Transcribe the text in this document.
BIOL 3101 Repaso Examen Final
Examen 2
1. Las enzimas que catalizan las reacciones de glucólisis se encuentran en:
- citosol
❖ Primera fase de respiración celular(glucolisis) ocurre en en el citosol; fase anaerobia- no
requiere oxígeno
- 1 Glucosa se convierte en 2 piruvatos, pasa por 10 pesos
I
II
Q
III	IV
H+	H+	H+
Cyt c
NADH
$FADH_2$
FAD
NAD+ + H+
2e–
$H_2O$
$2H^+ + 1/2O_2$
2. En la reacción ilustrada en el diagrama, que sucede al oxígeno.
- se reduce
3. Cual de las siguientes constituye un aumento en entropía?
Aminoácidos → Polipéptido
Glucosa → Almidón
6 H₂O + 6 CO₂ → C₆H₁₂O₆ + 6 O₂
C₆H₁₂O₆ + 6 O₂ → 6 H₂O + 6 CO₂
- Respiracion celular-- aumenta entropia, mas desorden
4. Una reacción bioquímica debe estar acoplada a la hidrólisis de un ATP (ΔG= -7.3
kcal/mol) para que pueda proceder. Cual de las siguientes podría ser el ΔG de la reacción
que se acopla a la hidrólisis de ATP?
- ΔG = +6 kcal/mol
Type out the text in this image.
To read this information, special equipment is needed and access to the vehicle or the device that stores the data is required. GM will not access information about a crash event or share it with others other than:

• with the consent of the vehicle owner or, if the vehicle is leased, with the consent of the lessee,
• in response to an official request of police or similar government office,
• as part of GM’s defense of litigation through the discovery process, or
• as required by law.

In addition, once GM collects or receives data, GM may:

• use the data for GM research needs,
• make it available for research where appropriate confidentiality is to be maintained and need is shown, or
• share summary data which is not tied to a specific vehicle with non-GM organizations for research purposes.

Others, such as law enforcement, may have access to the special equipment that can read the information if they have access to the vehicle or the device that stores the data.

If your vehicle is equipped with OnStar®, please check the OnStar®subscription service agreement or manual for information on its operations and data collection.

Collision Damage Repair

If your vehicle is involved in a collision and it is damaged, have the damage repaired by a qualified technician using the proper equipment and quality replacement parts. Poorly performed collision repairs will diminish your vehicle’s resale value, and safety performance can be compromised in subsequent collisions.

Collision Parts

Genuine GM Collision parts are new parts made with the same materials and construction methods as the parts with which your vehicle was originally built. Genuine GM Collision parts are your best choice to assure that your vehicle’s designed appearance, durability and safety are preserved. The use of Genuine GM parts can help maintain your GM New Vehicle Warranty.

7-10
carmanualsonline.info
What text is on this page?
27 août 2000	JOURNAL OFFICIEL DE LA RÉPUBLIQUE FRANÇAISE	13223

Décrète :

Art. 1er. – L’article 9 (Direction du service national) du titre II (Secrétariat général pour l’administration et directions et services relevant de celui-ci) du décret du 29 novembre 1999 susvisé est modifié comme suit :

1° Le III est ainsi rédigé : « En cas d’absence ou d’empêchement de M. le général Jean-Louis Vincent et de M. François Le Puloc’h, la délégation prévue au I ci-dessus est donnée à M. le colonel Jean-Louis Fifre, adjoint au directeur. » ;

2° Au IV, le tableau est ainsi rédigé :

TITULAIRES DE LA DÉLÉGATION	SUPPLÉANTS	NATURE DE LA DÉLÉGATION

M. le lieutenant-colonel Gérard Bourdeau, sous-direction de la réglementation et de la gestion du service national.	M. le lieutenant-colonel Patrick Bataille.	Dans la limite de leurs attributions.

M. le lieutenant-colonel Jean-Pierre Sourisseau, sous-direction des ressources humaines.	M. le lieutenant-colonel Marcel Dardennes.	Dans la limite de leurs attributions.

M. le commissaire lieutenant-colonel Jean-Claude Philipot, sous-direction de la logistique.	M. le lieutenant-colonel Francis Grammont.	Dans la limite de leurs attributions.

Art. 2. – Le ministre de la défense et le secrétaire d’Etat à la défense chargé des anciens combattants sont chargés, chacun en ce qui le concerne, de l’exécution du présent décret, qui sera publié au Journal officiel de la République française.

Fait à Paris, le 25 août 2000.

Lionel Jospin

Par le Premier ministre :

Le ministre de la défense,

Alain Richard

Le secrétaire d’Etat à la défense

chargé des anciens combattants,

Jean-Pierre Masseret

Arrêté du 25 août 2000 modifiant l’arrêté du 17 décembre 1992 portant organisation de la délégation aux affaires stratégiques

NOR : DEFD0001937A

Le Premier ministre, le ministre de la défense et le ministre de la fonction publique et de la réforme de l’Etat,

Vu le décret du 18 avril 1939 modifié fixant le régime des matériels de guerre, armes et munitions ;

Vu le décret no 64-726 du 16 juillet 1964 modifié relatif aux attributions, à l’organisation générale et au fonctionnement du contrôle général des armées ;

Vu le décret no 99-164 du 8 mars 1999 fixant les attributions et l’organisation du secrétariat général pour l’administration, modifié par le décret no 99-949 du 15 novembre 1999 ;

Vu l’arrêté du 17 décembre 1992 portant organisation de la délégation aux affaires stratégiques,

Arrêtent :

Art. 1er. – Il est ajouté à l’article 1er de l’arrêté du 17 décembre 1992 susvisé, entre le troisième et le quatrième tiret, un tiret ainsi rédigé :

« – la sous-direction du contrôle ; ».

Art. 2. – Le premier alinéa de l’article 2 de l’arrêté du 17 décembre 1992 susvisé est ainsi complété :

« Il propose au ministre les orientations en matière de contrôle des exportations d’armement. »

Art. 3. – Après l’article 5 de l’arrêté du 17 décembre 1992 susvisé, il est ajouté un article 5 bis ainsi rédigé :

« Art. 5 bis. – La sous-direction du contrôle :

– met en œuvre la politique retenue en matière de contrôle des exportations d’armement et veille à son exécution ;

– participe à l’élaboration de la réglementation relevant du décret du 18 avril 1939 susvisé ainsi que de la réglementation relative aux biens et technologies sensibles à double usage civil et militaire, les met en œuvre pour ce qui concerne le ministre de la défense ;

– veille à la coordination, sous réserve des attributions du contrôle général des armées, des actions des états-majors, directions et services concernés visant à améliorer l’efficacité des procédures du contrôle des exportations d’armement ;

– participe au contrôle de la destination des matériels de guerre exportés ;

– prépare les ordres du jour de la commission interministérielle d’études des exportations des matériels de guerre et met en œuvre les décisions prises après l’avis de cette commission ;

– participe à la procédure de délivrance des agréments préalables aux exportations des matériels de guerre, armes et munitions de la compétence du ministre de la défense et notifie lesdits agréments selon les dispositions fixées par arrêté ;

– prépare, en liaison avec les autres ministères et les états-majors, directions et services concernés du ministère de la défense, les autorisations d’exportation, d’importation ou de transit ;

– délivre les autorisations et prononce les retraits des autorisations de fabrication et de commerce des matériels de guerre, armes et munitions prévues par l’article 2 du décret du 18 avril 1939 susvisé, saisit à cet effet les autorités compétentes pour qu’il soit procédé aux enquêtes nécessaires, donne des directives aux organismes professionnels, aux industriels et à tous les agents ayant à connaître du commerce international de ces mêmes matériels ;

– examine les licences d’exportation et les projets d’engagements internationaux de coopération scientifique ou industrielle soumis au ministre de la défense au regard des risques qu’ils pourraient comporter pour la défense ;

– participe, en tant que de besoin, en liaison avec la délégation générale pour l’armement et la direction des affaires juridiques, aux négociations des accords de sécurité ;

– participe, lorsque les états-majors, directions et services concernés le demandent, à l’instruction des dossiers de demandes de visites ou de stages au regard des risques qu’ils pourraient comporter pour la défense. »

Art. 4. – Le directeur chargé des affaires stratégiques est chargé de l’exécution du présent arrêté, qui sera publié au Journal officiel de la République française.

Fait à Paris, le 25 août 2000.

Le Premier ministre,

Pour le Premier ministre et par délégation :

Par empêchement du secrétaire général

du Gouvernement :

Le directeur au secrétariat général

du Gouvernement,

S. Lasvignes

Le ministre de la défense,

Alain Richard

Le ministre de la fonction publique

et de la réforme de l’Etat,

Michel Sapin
• • •
- [YOUR TASK] Show every line of the listing in which the string "stores" can be found.

- [ANSWER BELOW]
To read this information, special equipment is needed and access to the vehicle or the device that stores the data is required. GM will not access information about a crash event or share it with others other than:
Others, such as law enforcement, may have access to the special equipment that can read the information if they have access to the vehicle or the device that stores the data.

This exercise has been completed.